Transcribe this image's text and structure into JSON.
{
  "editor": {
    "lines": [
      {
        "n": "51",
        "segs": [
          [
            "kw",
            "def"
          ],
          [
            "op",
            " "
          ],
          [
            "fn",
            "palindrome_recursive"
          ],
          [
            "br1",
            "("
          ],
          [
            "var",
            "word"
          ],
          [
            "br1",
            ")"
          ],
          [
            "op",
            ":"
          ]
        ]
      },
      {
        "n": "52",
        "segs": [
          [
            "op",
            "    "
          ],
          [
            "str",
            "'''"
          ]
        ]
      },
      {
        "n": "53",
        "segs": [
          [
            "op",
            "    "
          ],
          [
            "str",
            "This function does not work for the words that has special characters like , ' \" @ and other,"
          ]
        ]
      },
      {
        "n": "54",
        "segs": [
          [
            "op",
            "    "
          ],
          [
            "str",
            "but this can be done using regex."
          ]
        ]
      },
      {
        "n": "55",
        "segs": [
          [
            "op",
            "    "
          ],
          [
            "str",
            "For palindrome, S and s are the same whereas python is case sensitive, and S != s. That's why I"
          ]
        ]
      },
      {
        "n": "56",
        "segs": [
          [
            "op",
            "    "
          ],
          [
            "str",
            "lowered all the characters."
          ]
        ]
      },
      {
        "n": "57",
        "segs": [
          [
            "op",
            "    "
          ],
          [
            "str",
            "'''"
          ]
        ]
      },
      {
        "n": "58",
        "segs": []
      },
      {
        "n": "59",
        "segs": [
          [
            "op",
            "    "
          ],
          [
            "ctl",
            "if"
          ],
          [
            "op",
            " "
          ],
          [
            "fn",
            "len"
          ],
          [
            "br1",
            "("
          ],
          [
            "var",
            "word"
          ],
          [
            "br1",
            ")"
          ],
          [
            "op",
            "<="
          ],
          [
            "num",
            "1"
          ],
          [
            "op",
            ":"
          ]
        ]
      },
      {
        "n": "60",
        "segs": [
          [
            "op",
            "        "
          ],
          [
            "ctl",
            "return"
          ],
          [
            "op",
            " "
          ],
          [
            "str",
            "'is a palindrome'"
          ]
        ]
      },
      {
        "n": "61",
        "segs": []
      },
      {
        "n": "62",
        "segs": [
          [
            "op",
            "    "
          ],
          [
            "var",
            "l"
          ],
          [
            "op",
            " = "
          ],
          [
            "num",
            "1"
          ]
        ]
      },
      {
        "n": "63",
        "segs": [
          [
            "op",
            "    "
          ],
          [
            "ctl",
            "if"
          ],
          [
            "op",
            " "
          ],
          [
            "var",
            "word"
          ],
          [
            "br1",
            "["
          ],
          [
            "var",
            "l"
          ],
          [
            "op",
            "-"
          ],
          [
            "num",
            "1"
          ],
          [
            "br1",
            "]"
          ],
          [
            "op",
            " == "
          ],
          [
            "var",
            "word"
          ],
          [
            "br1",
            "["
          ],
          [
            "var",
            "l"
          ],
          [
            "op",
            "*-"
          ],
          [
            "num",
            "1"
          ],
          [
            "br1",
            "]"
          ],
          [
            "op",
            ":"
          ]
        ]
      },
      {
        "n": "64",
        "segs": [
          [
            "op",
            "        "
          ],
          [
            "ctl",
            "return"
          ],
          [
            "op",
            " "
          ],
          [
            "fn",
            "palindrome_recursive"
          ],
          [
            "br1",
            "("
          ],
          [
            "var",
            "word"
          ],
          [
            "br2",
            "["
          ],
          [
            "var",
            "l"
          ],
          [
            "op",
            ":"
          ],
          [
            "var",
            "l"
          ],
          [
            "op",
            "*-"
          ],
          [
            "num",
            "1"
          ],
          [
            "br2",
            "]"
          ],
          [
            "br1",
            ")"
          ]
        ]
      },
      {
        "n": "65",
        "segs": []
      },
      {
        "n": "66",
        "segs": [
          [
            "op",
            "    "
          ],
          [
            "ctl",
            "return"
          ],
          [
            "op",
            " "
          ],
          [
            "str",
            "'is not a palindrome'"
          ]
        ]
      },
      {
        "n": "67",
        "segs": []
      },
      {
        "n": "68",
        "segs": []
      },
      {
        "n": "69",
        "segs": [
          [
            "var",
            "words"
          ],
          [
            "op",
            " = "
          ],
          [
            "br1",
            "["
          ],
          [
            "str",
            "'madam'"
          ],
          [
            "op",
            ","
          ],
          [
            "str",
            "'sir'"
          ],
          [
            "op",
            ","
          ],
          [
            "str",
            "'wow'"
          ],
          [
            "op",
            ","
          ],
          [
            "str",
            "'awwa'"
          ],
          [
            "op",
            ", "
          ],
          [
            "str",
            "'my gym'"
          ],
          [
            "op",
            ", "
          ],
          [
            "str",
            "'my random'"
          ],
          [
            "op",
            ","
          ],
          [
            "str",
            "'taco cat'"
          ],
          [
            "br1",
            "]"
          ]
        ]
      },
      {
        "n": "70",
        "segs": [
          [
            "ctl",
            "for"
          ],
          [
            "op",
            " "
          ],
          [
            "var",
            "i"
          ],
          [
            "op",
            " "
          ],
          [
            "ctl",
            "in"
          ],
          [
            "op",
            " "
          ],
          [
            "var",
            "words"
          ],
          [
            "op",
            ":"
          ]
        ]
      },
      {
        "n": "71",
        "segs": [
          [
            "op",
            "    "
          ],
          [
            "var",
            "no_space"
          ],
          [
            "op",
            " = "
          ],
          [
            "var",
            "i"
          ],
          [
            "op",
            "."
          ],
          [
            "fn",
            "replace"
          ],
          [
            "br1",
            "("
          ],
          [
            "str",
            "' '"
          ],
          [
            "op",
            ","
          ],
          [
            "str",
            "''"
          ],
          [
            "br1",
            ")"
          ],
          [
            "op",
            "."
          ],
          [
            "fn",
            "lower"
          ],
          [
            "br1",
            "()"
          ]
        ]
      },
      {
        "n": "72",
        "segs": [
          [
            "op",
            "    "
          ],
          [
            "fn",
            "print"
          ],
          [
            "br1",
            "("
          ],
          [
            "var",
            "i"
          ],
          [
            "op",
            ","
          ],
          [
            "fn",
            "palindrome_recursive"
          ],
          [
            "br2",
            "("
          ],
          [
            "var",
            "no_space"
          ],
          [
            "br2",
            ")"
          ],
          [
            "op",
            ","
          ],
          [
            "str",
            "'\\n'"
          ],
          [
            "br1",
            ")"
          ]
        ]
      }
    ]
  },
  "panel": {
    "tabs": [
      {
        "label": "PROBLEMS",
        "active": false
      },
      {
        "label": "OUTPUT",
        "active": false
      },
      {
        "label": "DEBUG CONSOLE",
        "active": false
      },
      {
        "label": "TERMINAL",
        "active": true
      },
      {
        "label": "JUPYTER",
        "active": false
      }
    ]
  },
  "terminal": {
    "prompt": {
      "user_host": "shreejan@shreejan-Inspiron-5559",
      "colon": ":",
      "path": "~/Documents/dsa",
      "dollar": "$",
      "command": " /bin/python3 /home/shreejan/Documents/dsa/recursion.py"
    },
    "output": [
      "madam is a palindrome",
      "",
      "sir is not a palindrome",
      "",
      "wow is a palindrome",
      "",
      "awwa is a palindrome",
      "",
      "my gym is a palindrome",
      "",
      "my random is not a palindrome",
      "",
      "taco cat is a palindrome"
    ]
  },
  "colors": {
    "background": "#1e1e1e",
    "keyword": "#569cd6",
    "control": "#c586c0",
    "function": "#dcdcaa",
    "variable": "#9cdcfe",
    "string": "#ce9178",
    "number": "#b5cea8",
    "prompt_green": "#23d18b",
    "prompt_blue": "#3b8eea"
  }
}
++++
Every entry should be output exactly as written, please.

Answer in full:
Transcribe this image's text and structure into JSON.
{
  "editor": {
    "lines": [
      {
        "n": "51",
        "segs": [
          [
            "kw",
            "def"
          ],
          [
            "op",
            " "
          ],
          [
            "fn",
            "palindrome_recursive"
          ],
          [
            "br1",
            "("
          ],
          [
            "var",
            "word"
          ],
          [
            "br1",
            ")"
          ],
          [
            "op",
            ":"
          ]
        ]
      },
      {
        "n": "52",
        "segs": [
          [
            "op",
            "    "
          ],
          [
            "str",
            "'''"
          ]
        ]
      },
      {
        "n": "53",
        "segs": [
          [
            "op",
            "    "
          ],
          [
            "str",
            "This function does not work for the words that has special characters like , ' \" @ and other,"
          ]
        ]
      },
      {
        "n": "54",
        "segs": [
          [
            "op",
            "    "
          ],
          [
            "str",
            "but this can be done using regex."
          ]
        ]
      },
      {
        "n": "55",
        "segs": [
          [
            "op",
            "    "
          ],
          [
            "str",
            "For palindrome, S and s are the same whereas python is case sensitive, and S != s. That's why I"
          ]
        ]
      },
      {
        "n": "56",
        "segs": [
          [
            "op",
            "    "
          ],
          [
            "str",
            "lowered all the characters."
          ]
        ]
      },
      {
        "n": "57",
        "segs": [
          [
            "op",
            "    "
          ],
          [
            "str",
            "'''"
          ]
        ]
      },
      {
        "n": "58",
        "segs": []
      },
      {
        "n": "59",
        "segs": [
          [
            "op",
            "    "
          ],
          [
            "ctl",
            "if"
          ],
          [
            "op",
            " "
          ],
          [
            "fn",
            "len"
          ],
          [
            "br1",
            "("
          ],
          [
            "var",
            "word"
          ],
          [
            "br1",
            ")"
          ],
          [
            "op",
            "<="
          ],
          [
            "num",
            "1"
          ],
          [
            "op",
            ":"
          ]
        ]
      },
      {
        "n": "60",
        "segs": [
          [
            "op",
            "        "
          ],
          [
            "ctl",
            "return"
          ],
          [
            "op",
            " "
          ],
          [
            "str",
            "'is a palindrome'"
          ]
        ]
      },
      {
        "n": "61",
        "segs": []
      },
      {
        "n": "62",
        "segs": [
          [
            "op",
            "    "
          ],
          [
            "var",
            "l"
          ],
          [
            "op",
            " = "
          ],
          [
            "num",
            "1"
          ]
        ]
      },
      {
        "n": "63",
        "segs": [
          [
            "op",
            "    "
          ],
          [
            "ctl",
            "if"
          ],
          [
            "op",
            " "
          ],
          [
            "var",
            "word"
          ],
          [
            "br1",
            "["
          ],
          [
            "var",
            "l"
          ],
          [
            "op",
            "-"
          ],
          [
            "num",
            "1"
          ],
          [
            "br1",
            "]"
          ],
          [
            "op",
            " == "
          ],
          [
            "var",
            "word"
          ],
          [
            "br1",
            "["
          ],
          [
            "var",
            "l"
          ],
          [
            "op",
            "*-"
          ],
          [
            "num",
            "1"
          ],
          [
            "br1",
            "]"
          ],
          [
            "op",
            ":"
          ]
        ]
      },
      {
        "n": "64",
        "segs": [
          [
            "op",
            "        "
          ],
          [
            "ctl",
            "return"
          ],
          [
            "op",
            " "
          ],
          [
            "fn",
            "palindrome_recursive"
          ],
          [
            "br1",
            "("
          ],
          [
            "var",
            "word"
          ],
          [
            "br2",
            "["
          ],
          [
            "var",
            "l"
          ],
          [
            "op",
            ":"
          ],
          [
            "var",
            "l"
          ],
          [
            "op",
            "*-"
          ],
          [
            "num",
            "1"
          ],
          [
            "br2",
            "]"
          ],
          [
            "br1",
            ")"
          ]
        ]
      },
      {
        "n": "65",
        "segs": []
      },
      {
        "n": "66",
        "segs": [
          [
            "op",
            "    "
          ],
          [
            "ctl",
            "return"
          ],
          [
            "op",
            " "
          ],
          [
            "str",
            "'is not a palindrome'"
          ]
        ]
      },
      {
        "n": "67",
        "segs": []
      },
      {
        "n": "68",
        "segs": []
      },
      {
        "n": "69",
        "segs": [
          [
            "var",
            "words"
          ],
          [
            "op",
            " = "
          ],
          [
            "br1",
            "["
          ],
          [
            "str",
            "'madam'"
          ],
          [
            "op",
            ","
          ],
          [
            "str",
            "'sir'"
          ],
          [
            "op",
            ","
          ],
          [
            "str",
            "'wow'"
          ],
          [
            "op",
            ","
          ],
          [
            "str",
            "'awwa'"
          ],
          [
            "op",
            ", "
          ],
          [
            "str",
            "'my gym'"
          ],
          [
            "op",
            ", "
          ],
          [
            "str",
            "'my random'"
          ],
          [
            "op",
            ","
          ],
          [
            "str",
            "'taco cat'"
          ],
          [
            "br1",
            "]"
          ]
        ]
      },
      {
        "n": "70",
        "segs": [
          [
            "ctl",
            "for"
          ],
          [
            "op",
            " "
          ],
          [
            "var",
            "i"
          ],
          [
            "op",
            " "
          ],
          [
            "ctl",
            "in"
          ],
          [
            "op",
            " "
          ],
          [
            "var",
            "words"
          ],
          [
            "op",
            ":"
          ]
        ]
      },
      {
        "n": "71",
        "segs": [
          [
            "op",
            "    "
          ],
          [
            "var",
            "no_space"
          ],
          [
            "op",
            " = "
          ],
          [
            "var",
            "i"
          ],
          [
            "op",
            "."
          ],
          [
            "fn",
            "replace"
          ],
          [
            "br1",
            "("
          ],
          [
            "str",
            "' '"
          ],
          [
            "op",
            ","
          ],
          [
            "str",
            "''"
          ],
          [
            "br1",
            ")"
          ],
          [
            "op",
            "."
          ],
          [
            "fn",
            "lower"
          ],
          [
            "br1",
            "()"
          ]
        ]
      },
      {
        "n": "72",
        "segs": [
          [
            "op",
            "    "
          ],
          [
            "fn",
            "print"
          ],
          [
            "br1",
            "("
          ],
          [
            "var",
            "i"
          ],
          [
            "op",
            ","
          ],
          [
            "fn",
            "palindrome_recursive"
          ],
          [
            "br2",
            "("
          ],
          [
            "var",
            "no_space"
          ],
          [
            "br2",
            ")"
          ],
          [
            "op",
            ","
          ],
          [
            "str",
            "'\\n'"
          ],
          [
            "br1",
            ")"
          ]
        ]
      }
    ]
  },
  "panel": {
    "tabs": [
      {
        "label": "PROBLEMS",
        "active": false
      },
      {
        "label": "OUTPUT",
        "active": false
      },
      {
        "label": "DEBUG CONSOLE",
        "active": false
      },
      {
        "label": "TERMINAL",
        "active": true
      },
      {
        "label": "JUPYTER",
        "active": false
      }
    ]
  },
  "terminal": {
    "prompt": {
      "user_host": "shreejan@shreejan-Inspiron-5559",
      "colon": ":",
      "path": "~/Documents/dsa",
      "dollar": "$",
      "command": " /bin/python3 /home/shreejan/Documents/dsa/recursion.py"
    },
    "output": [
      "madam is a palindrome",
      "",
      "sir is not a palindrome",
      "",
      "wow is a palindrome",
      "",
      "awwa is a palindrome",
      "",
      "my gym is a palindrome",
      "",
      "my random is not a palindrome",
      "",
      "taco cat is a palindrome"
    ]
  },
  "colors": {
    "background": "#1e1e1e",
    "keyword": "#569cd6",
    "control": "#c586c0",
    "function": "#dcdcaa",
    "variable": "#9cdcfe",
    "string": "#ce9178",
    "number": "#b5cea8",
    "prompt_green": "#23d18b",
    "prompt_blue": "#3b8eea"
  }
}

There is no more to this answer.